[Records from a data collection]
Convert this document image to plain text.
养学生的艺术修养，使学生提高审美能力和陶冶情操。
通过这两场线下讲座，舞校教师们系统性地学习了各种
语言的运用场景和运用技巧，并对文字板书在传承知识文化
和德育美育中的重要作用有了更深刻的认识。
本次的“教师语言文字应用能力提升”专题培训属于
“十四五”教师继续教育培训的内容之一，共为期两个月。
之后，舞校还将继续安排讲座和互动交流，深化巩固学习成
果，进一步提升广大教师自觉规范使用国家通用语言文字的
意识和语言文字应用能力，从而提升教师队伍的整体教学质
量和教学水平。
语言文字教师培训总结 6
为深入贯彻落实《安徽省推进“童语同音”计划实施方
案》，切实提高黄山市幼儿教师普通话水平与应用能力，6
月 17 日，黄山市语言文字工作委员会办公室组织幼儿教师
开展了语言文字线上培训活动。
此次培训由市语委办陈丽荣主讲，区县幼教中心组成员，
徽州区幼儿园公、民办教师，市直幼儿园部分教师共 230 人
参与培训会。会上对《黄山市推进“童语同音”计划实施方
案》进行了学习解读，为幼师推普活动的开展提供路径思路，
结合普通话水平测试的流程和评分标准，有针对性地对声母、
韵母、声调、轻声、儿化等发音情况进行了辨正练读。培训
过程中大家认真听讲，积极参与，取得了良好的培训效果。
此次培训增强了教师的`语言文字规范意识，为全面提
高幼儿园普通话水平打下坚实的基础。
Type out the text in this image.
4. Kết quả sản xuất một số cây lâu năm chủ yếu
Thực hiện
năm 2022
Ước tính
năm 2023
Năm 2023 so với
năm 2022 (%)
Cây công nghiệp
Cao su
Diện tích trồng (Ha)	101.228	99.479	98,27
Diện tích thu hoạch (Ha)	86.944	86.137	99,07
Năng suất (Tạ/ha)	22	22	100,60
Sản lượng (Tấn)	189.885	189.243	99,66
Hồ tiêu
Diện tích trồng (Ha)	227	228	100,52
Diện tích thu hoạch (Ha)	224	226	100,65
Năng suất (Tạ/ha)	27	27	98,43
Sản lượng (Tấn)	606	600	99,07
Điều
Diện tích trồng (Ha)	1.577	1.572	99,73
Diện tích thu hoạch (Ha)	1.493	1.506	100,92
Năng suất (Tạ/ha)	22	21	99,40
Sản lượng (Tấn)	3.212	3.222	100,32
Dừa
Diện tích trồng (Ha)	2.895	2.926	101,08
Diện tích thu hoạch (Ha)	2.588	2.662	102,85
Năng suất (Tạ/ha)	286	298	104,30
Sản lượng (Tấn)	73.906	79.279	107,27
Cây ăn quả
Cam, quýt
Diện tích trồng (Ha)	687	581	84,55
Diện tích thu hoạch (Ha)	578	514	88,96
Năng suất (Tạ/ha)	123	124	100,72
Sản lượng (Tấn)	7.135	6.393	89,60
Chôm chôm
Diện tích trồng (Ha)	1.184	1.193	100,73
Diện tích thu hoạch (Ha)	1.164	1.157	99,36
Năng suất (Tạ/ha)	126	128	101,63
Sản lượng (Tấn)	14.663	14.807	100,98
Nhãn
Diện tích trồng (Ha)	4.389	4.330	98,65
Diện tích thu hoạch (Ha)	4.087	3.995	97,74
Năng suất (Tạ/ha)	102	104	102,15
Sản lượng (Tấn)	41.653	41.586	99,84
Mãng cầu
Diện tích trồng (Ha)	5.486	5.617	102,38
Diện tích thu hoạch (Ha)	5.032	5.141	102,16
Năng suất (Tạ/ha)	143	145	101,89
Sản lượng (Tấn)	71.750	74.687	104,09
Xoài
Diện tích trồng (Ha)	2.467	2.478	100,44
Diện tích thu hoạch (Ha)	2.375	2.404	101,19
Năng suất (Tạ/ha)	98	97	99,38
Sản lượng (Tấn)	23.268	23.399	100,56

STATED PROBLEM:
Each record above should be returned exactly as it appears.

REPLY:
Convert this document image to plain text.
养学生的艺术修养，使学生提高审美能力和陶冶情操。
通过这两场线下讲座，舞校教师们系统性地学习了各种
语言的运用场景和运用技巧，并对文字板书在传承知识文化
和德育美育中的重要作用有了更深刻的认识。
本次的“教师语言文字应用能力提升”专题培训属于
“十四五”教师继续教育培训的内容之一，共为期两个月。
之后，舞校还将继续安排讲座和互动交流，深化巩固学习成
果，进一步提升广大教师自觉规范使用国家通用语言文字的
意识和语言文字应用能力，从而提升教师队伍的整体教学质
量和教学水平。
语言文字教师培训总结 6
为深入贯彻落实《安徽省推进“童语同音”计划实施方
案》，切实提高黄山市幼儿教师普通话水平与应用能力，6
月 17 日，黄山市语言文字工作委员会办公室组织幼儿教师
开展了语言文字线上培训活动。
此次培训由市语委办陈丽荣主讲，区县幼教中心组成员，
徽州区幼儿园公、民办教师，市直幼儿园部分教师共 230 人
参与培训会。会上对《黄山市推进“童语同音”计划实施方
案》进行了学习解读，为幼师推普活动的开展提供路径思路，
结合普通话水平测试的流程和评分标准，有针对性地对声母、
韵母、声调、轻声、儿化等发音情况进行了辨正练读。培训
过程中大家认真听讲，积极参与，取得了良好的培训效果。
此次培训增强了教师的`语言文字规范意识，为全面提
高幼儿园普通话水平打下坚实的基础。
Type out the text in this image.
4. Kết quả sản xuất một số cây lâu năm chủ yếu
Thực hiện
năm 2022
Ước tính
năm 2023
Năm 2023 so với
năm 2022 (%)
Cây công nghiệp
Cao su
Diện tích trồng (Ha)	101.228	99.479	98,27
Diện tích thu hoạch (Ha)	86.944	86.137	99,07
Năng suất (Tạ/ha)	22	22	100,60
Sản lượng (Tấn)	189.885	189.243	99,66
Hồ tiêu
Diện tích trồng (Ha)	227	228	100,52
Diện tích thu hoạch (Ha)	224	226	100,65
Năng suất (Tạ/ha)	27	27	98,43
Sản lượng (Tấn)	606	600	99,07
Điều
Diện tích trồng (Ha)	1.577	1.572	99,73
Diện tích thu hoạch (Ha)	1.493	1.506	100,92
Năng suất (Tạ/ha)	22	21	99,40
Sản lượng (Tấn)	3.212	3.222	100,32
Dừa
Diện tích trồng (Ha)	2.895	2.926	101,08
Diện tích thu hoạch (Ha)	2.588	2.662	102,85
Năng suất (Tạ/ha)	286	298	104,30
Sản lượng (Tấn)	73.906	79.279	107,27
Cây ăn quả
Cam, quýt
Diện tích trồng (Ha)	687	581	84,55
Diện tích thu hoạch (Ha)	578	514	88,96
Năng suất (Tạ/ha)	123	124	100,72
Sản lượng (Tấn)	7.135	6.393	89,60
Chôm chôm
Diện tích trồng (Ha)	1.184	1.193	100,73
Diện tích thu hoạch (Ha)	1.164	1.157	99,36
Năng suất (Tạ/ha)	126	128	101,63
Sản lượng (Tấn)	14.663	14.807	100,98
Nhãn
Diện tích trồng (Ha)	4.389	4.330	98,65
Diện tích thu hoạch (Ha)	4.087	3.995	97,74
Năng suất (Tạ/ha)	102	104	102,15
Sản lượng (Tấn)	41.653	41.586	99,84
Mãng cầu
Diện tích trồng (Ha)	5.486	5.617	102,38
Diện tích thu hoạch (Ha)	5.032	5.141	102,16
Năng suất (Tạ/ha)	143	145	101,89
Sản lượng (Tấn)	71.750	74.687	104,09
Xoài
Diện tích trồng (Ha)	2.467	2.478	100,44
Diện tích thu hoạch (Ha)	2.375	2.404	101,19
Năng suất (Tạ/ha)	98	97	99,38
Sản lượng (Tấn)	23.268	23.399	100,56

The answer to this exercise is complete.